- _Your tasks_
1) In the interior design article below, in what year did Nadine Finnigan set up Decurate Interiors?
2) Do these statements agree with the interior design article below? Answer yes or no for each and quote the deciding words from the article. (a) Nadine Finnigan had a career in PR before she retrained as an interior designer. (b) Decurate Interiors focuses on commercial projects. (c) Nadine Finnigan majored in art at university.
3) Pick up the interior design article below after its last sentence and continue it.

DE S IGN CENTRE
ONES TO WATCH
Discovering exceptional talent is always a pleasure. Here are just a few of the new generation of interior design practices who bring their unbounded creativity, flair and imagination to every project. By Ticky Hedley-Dent
DECURATE INTERIORS
Following a successful career in PR, Nadine Finnigan retrained as an interior designer and set up Decurate Interiors in 2018 – a portmanteau that nods to her love of decorating alongside her passion for curating antique finds. Her studio has a focus on residential projects in London and the Cotswolds.
What inspires you? Nature, travel, art and history – I majored in the latter at university and constantly come back to it through my creative process.
Do you have a specific starting point for a project? My design process usually begins with an object. This will then inspire and inform the scheme of that room or space. I find this approach limitless in terms of allowing your creativity to flow during the conceptual phase.

- _Listed records_
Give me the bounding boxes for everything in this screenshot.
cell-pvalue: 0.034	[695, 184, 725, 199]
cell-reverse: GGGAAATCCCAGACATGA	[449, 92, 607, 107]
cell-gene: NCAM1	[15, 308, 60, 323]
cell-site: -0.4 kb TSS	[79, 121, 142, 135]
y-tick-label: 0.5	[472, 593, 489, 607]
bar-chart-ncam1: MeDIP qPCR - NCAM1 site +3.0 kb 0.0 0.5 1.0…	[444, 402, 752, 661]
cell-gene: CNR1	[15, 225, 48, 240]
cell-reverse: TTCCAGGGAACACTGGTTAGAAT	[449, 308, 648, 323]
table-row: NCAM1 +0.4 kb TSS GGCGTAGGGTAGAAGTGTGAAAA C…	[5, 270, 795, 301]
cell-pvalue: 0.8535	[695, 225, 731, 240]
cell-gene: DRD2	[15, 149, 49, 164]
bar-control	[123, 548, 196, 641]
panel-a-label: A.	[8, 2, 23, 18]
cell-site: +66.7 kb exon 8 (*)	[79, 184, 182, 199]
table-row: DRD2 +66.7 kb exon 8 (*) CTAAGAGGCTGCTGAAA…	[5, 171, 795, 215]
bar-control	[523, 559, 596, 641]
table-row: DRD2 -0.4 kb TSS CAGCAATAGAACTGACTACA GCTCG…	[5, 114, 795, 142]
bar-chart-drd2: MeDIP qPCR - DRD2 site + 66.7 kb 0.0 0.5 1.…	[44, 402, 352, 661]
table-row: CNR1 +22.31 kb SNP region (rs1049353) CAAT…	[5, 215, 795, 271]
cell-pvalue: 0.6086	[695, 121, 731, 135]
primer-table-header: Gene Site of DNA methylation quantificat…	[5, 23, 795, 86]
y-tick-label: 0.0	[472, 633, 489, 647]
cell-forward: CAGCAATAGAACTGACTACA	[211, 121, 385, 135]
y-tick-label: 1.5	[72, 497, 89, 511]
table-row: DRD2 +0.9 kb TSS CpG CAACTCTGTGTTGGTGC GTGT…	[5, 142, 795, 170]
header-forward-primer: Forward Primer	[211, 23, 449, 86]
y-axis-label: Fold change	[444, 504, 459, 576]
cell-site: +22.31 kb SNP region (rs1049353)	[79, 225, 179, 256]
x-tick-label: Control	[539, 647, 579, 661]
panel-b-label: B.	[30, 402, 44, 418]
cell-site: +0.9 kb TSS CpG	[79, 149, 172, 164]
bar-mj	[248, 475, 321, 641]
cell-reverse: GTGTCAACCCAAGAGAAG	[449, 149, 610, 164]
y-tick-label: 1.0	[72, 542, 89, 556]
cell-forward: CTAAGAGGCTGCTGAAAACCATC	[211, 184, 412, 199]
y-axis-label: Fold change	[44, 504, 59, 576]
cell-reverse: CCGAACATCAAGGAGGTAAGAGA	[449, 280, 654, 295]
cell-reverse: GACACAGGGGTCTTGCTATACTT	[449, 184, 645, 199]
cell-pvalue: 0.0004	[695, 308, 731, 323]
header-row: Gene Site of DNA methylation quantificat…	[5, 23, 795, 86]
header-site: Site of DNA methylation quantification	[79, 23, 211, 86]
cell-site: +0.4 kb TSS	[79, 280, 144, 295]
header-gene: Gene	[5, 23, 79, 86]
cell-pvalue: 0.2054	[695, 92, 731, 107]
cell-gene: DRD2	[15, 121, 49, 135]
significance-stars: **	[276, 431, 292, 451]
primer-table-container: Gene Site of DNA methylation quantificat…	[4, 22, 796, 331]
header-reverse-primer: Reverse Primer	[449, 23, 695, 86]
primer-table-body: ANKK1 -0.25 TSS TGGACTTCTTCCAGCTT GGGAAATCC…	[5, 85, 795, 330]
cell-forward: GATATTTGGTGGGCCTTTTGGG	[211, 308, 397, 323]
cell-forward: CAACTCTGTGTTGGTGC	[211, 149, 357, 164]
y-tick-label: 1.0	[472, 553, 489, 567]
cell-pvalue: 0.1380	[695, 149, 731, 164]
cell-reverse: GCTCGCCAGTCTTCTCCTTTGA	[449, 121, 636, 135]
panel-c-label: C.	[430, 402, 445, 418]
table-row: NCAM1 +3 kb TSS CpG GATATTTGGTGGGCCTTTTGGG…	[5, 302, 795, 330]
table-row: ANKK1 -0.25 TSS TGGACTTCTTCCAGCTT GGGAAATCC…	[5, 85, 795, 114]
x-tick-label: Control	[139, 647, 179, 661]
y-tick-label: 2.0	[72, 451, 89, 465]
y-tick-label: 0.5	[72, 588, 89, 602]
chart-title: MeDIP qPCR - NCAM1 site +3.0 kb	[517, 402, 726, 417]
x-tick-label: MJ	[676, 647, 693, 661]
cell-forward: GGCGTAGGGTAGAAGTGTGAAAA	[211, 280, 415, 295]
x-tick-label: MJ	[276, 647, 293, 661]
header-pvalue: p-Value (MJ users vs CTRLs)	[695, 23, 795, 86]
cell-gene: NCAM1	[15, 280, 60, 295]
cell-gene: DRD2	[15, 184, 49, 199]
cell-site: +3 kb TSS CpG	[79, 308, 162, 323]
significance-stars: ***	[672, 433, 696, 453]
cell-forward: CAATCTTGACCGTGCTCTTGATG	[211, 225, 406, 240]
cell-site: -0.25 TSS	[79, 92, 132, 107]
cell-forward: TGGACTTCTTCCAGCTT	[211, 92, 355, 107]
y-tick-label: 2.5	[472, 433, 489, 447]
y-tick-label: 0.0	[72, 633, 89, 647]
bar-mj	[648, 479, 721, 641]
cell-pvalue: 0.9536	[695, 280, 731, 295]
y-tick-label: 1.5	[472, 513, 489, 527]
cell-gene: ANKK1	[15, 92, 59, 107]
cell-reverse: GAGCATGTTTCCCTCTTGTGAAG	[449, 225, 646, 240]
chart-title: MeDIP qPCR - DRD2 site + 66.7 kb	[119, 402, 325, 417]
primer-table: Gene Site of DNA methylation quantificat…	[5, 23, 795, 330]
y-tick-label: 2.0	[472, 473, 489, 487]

- _Answers by item_
1) 2018

2)
(a) Yes: "Following a successful career in PR, Nadine Finnigan retrained as an interior designer"
(b) No: "Her studio has a focus on residential projects in London and the Cotswolds."
(c) No: "Nature, travel, art and history – I majored in the latter at university"

3)
What projects are you working on at the moment? I have just completed a family home in Kensington, as well as our own Cotswolds barn, and am currently working on the renovation of a cottage in West Oxfordshire.
What project are you most proud of? A 17th-century, Grade-II listed Cotswolds family home, which I worked on and completed during the pandemic. It was my first major project and a total labour of love for all involved. I was in my career infancy, and I am forever grateful to the client for taking a chance on me.
Describe your style in three words Colourful, layered and comfortably chic.
What’s your latest discovery at the Design Centre? On a recent visit, it was a joy to see Bunny Williams’ beautiful pieces at the Paolo Moschino showroom – I hope to incorporate her rattan console table into a future project. I’ve long admired Bunny’s decorating style, which is so timelessly chic, and I am thrilled her collection has finally reached our shores.
MORRIS STUDIO
Tom Morris spent the first decade of his career as a design journalist and storytelling is at the heart of his design process. His Hoxton-based practice was founded in 2018 and now numbers three people.
What inspires you? Inspiration comes from everything – travel, art, literature. All projects we work on start with quite an in-depth stage of research when we turn to lots of different media to start getting a picture together of what a project will end up looking like.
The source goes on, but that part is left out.